→ **Consigne 1**: D'après l'extrait sur la mémoire des crimes communistes, en quelle année la loi Gayssot a-t-elle été adoptée en France ?

◆ ◆ ◆ ◆ ◆

Celle-ci le fut d’autant plus par le fait que l’URSS avait acquis un brevet de moralité, lors du procès de Nuremberg, alors que ses juges, après avoir pris soin d’amputer la définition du crime contre l’humanité (définie par Raphael Lemkin en 1943) de la cause d’extermination liée à l’appartenance à une classe sociale, y rendirent la justice, avec la présence très symbolique d’Andreï Vychinski, le maître d’œuvre des grandes purges staliniennes qui avaient causé la mort de 700 000 Soviétiques, entre 1936 et 1938. Certains s’en offusquèrent, tel le sénateur américain, Robert Taft, qui dénonçait l’esprit stalinien d’un procès qui attribuait une gravité relative aux crimes en fonction de l’idéologie à laquelle adhéraient ceux qui les avaient commis. Et c’est cet esprit stalinien de Nuremberg qui se perpétua dans la politique mémorielle occidentale, fondant l’hémiplégie mémorielle observable dans un monde contemporain qui minimise, et surtout n’enseigne pas, la mémoire des crimes générés par le marxisme-léninisme.
Cette situation de déséquilibre mémoriel fut en France gravée dans le marbre, en 1990, par la loi Gayssot, du nom d’un ministre communiste, laquelle visait à condamner le « négationnisme » (terme issu du registre lexical des marxistes-léninistes) portant sur la Shoah, à l’heure où l’effondrement du bloc soviétique laissait espérer la mise en œuvre d’un « Nuremberg du communisme ». Cette loi d’exception ne concernait pas la négation des autres crimes génocidaires, secondarisant ainsi les cas ukrainien et cambodgien, et créant de facto un hiatus dans la conscience mémorielle, entre victimes sacralisées et victimes banalisées, au mépris de la conception universaliste de la personne humaine. Cette loi dont le principal mérite fut de détourner les regards des horreurs commises par le communisme avec la complicité morale d’une partie importante de l’intelligentsia française, ne fut contestée que pour la forme par des historiens, la plupart marxistes, qui incarnèrent alors cette « opposition contrôlée » prônée par Lénine pour simuler le débat démocratique.
De nos jours, le négationnisme concernant les crimes communistes prospère par l’action d’un révisionnisme universitaire actif mis au service, moins de la vérité historique que de la sauvegarde d’un pouvoir intellectuel marxisant acharné à conserver une posture morale lui permettant d’actionner le levier de la culpabilisation, moyen du maintien d’une politique de repentance collective aux effets aujourd’hui délétères sur la société.

◆ ◆ ◆ ◆ ◆

→ **Consigne 2**: Renommez «Data Overview» en «Data Summary» dans les lignes des enregistrements allant de celle qui contient «Detect and localize» jusqu'à celle qui contient «user-menu[interactable]: zhzonline [1148,10,1262,38]», puis redonnez uniquement ces lignes, sans rien modifier d'autre.

◆ ◆ ◆ ◆ ◆

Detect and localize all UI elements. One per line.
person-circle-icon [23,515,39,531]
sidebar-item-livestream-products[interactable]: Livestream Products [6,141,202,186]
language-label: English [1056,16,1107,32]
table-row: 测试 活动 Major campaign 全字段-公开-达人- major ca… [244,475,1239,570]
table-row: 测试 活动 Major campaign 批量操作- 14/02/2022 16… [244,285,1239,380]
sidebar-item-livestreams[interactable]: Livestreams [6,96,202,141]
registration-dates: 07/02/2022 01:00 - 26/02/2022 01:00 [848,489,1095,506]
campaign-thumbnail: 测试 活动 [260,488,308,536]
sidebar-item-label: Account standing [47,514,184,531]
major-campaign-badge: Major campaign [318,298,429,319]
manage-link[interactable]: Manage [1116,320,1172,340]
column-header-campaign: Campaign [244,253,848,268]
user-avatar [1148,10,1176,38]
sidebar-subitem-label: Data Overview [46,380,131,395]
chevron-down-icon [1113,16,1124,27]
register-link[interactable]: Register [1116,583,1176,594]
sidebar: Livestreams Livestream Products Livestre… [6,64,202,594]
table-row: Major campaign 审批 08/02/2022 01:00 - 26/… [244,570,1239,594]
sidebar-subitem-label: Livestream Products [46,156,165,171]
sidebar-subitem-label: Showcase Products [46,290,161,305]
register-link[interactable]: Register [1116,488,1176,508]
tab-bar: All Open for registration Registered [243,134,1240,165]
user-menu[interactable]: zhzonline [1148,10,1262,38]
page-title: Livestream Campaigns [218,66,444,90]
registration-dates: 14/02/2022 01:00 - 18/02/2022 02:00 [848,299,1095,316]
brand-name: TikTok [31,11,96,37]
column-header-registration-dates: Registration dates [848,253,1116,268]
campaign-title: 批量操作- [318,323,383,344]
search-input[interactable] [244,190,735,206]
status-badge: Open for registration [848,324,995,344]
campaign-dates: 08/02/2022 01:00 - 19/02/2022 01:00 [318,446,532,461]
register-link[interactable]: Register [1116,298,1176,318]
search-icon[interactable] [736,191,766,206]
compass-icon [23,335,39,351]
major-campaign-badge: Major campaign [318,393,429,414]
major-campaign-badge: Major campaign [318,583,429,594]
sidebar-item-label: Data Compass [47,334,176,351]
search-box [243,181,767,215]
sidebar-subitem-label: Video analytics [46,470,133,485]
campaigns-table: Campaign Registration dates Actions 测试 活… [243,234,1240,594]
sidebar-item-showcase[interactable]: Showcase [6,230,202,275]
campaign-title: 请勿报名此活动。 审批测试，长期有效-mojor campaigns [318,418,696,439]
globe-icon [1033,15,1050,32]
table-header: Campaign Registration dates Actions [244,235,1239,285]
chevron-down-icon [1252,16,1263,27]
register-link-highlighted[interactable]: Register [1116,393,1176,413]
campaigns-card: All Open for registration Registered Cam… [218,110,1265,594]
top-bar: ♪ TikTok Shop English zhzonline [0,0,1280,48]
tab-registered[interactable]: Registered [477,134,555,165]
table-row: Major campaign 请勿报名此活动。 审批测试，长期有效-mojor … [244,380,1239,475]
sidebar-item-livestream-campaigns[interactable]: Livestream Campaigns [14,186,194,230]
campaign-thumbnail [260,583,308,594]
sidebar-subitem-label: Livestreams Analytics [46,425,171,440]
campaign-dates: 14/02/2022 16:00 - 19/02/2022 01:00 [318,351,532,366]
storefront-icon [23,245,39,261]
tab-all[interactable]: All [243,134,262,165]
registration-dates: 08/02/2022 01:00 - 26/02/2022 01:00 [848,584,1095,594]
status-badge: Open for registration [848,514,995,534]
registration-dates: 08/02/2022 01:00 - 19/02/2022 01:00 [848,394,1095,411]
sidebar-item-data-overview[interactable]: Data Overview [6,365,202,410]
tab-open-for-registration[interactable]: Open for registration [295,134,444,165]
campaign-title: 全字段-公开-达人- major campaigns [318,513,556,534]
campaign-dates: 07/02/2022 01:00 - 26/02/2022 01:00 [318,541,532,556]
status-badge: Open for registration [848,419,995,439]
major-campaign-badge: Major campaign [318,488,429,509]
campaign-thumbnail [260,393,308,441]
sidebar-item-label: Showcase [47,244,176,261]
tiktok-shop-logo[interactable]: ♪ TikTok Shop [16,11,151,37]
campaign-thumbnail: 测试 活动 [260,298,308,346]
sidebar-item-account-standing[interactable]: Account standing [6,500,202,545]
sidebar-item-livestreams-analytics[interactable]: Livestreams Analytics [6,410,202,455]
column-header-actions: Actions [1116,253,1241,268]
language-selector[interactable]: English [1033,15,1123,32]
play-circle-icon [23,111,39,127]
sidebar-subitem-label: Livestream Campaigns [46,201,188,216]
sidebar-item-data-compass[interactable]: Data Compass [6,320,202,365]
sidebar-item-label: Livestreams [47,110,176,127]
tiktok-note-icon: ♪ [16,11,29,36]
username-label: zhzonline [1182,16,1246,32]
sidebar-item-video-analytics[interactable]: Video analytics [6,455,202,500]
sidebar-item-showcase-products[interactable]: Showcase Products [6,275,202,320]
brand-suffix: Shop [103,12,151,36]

◆ ◆ ◆ ◆ ◆

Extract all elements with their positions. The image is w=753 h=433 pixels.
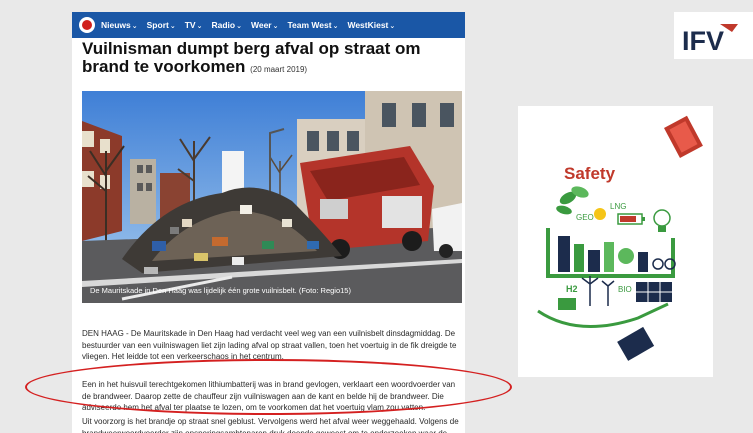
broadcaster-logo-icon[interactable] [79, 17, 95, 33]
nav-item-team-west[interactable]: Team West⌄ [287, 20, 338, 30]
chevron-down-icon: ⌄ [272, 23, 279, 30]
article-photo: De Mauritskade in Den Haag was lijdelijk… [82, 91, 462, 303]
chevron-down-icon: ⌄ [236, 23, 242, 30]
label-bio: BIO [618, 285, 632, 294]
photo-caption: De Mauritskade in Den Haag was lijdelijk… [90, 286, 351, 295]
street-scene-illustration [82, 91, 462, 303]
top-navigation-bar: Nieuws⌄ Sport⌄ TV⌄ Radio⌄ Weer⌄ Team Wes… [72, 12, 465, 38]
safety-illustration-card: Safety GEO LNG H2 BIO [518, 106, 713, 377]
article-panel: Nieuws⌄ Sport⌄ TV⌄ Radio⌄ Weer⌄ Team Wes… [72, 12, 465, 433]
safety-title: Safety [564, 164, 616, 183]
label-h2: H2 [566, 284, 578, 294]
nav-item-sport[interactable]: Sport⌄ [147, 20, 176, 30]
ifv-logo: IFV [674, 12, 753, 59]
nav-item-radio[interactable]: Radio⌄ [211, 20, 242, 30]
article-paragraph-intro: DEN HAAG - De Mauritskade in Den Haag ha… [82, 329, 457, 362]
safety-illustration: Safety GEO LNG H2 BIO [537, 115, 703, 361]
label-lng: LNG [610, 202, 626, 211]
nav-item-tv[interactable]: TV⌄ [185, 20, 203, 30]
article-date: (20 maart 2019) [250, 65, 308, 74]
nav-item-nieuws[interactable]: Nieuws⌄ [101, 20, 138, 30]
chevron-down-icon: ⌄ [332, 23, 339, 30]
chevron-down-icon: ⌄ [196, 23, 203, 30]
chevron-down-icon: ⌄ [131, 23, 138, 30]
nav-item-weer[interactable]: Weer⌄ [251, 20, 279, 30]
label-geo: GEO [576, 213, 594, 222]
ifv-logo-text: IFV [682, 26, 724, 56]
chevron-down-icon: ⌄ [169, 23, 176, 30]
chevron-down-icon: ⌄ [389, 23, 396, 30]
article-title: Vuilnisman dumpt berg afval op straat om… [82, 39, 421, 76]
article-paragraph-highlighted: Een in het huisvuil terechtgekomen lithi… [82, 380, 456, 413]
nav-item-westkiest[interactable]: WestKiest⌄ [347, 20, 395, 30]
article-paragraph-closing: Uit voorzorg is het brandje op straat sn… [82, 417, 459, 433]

◆ ◆ ◆ ◆ ◆

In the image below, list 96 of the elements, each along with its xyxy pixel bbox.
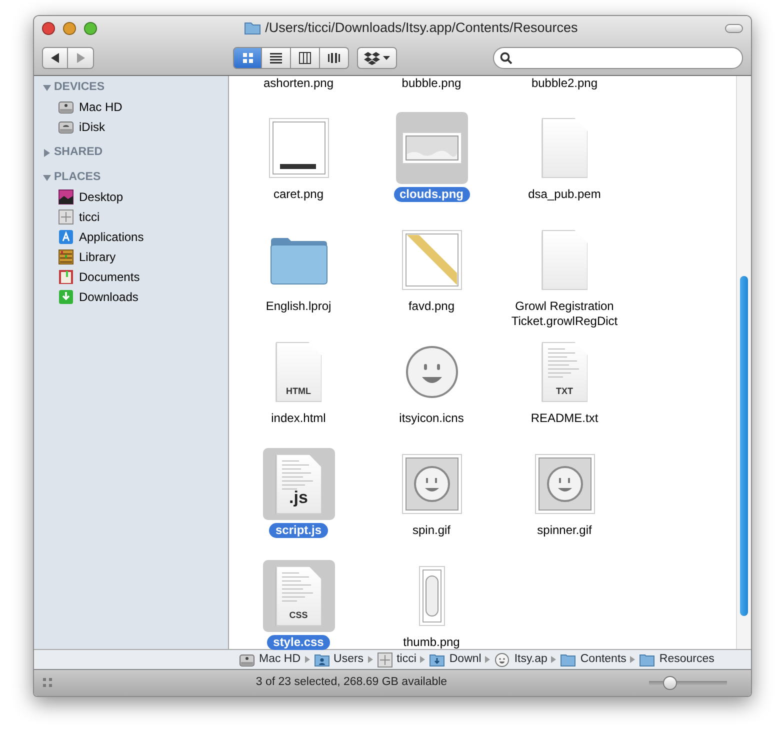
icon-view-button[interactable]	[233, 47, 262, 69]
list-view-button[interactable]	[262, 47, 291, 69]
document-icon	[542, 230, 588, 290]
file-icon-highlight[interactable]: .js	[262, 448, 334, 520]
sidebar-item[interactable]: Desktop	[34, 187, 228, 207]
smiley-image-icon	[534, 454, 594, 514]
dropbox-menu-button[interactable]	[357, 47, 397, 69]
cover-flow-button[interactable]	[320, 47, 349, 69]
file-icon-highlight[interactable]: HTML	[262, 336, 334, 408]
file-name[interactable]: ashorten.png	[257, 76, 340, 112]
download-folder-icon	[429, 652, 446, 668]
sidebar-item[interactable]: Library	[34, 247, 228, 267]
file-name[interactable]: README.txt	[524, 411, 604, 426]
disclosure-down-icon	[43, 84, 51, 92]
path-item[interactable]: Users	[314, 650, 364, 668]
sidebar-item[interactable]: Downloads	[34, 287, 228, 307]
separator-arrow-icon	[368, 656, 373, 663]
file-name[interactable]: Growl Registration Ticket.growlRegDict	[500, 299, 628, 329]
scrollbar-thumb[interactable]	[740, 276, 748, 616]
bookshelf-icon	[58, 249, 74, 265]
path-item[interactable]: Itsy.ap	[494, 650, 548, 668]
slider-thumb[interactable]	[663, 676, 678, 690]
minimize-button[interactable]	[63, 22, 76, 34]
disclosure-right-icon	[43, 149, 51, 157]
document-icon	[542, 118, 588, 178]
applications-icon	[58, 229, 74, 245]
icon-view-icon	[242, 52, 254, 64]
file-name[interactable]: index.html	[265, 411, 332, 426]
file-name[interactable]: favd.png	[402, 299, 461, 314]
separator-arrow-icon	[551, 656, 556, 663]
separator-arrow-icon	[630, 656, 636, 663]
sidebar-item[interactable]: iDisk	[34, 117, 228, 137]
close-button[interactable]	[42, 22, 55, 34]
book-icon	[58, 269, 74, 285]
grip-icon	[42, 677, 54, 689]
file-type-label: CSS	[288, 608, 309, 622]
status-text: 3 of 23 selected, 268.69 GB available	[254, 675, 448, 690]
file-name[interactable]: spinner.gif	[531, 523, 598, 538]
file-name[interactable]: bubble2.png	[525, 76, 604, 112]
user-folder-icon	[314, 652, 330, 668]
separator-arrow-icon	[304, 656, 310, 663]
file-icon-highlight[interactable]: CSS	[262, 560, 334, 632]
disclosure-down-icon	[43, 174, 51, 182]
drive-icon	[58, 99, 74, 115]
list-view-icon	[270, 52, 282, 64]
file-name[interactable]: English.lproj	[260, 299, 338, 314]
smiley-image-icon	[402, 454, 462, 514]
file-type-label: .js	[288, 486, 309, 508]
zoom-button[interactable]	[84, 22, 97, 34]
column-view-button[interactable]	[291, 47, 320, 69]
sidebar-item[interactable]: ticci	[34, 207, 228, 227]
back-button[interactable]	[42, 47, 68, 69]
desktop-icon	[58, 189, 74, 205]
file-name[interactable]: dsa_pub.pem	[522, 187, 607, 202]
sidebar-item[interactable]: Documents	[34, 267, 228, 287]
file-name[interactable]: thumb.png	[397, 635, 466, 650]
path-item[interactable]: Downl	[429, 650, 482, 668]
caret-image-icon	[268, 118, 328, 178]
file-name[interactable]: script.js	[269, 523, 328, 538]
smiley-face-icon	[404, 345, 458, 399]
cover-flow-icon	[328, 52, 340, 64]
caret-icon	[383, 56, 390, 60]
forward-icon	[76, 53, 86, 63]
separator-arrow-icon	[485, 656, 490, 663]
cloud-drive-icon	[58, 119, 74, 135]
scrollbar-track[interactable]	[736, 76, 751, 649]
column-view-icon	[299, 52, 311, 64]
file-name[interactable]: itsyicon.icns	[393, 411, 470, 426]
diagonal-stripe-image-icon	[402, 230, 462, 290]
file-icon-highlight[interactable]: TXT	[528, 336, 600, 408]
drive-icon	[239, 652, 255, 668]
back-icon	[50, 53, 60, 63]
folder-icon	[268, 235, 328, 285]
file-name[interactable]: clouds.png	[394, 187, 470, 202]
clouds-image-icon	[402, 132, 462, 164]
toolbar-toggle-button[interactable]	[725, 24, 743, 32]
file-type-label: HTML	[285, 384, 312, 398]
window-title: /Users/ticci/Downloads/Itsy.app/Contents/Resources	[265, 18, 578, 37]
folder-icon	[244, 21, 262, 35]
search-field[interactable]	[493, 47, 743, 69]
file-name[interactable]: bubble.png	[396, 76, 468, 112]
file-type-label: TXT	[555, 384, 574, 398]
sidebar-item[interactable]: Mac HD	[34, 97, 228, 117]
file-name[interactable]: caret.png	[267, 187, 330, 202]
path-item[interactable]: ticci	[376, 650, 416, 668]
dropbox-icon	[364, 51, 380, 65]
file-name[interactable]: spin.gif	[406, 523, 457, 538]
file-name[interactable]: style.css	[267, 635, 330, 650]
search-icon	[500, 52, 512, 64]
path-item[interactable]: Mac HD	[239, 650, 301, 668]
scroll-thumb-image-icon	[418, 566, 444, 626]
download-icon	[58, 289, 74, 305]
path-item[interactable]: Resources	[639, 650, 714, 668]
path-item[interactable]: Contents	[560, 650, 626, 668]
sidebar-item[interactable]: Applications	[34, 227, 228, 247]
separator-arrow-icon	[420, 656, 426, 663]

◆ ◆ ◆ ◆ ◆

→ **Réponse 1**: En 1990.

→ **Réponse 2**:
Detect and localize all UI elements. One per line.
person-circle-icon [23,515,39,531]
sidebar-item-livestream-products[interactable]: Livestream Products [6,141,202,186]
language-label: English [1056,16,1107,32]
table-row: 测试 活动 Major campaign 全字段-公开-达人- major ca… [244,475,1239,570]
table-row: 测试 活动 Major campaign 批量操作- 14/02/2022 16… [244,285,1239,380]
sidebar-item-livestreams[interactable]: Livestreams [6,96,202,141]
registration-dates: 07/02/2022 01:00 - 26/02/2022 01:00 [848,489,1095,506]
campaign-thumbnail: 测试 活动 [260,488,308,536]
sidebar-item-label: Account standing [47,514,184,531]
major-campaign-badge: Major campaign [318,298,429,319]
manage-link[interactable]: Manage [1116,320,1172,340]
column-header-campaign: Campaign [244,253,848,268]
user-avatar [1148,10,1176,38]
sidebar-subitem-label: Data Summary [46,380,131,395]
chevron-down-icon [1113,16,1124,27]
register-link[interactable]: Register [1116,583,1176,594]
sidebar: Livestreams Livestream Products Livestre… [6,64,202,594]
table-row: Major campaign 审批 08/02/2022 01:00 - 26/… [244,570,1239,594]
sidebar-subitem-label: Livestream Products [46,156,165,171]
sidebar-subitem-label: Showcase Products [46,290,161,305]
register-link[interactable]: Register [1116,488,1176,508]
tab-bar: All Open for registration Registered [243,134,1240,165]
user-menu[interactable]: zhzonline [1148,10,1262,38]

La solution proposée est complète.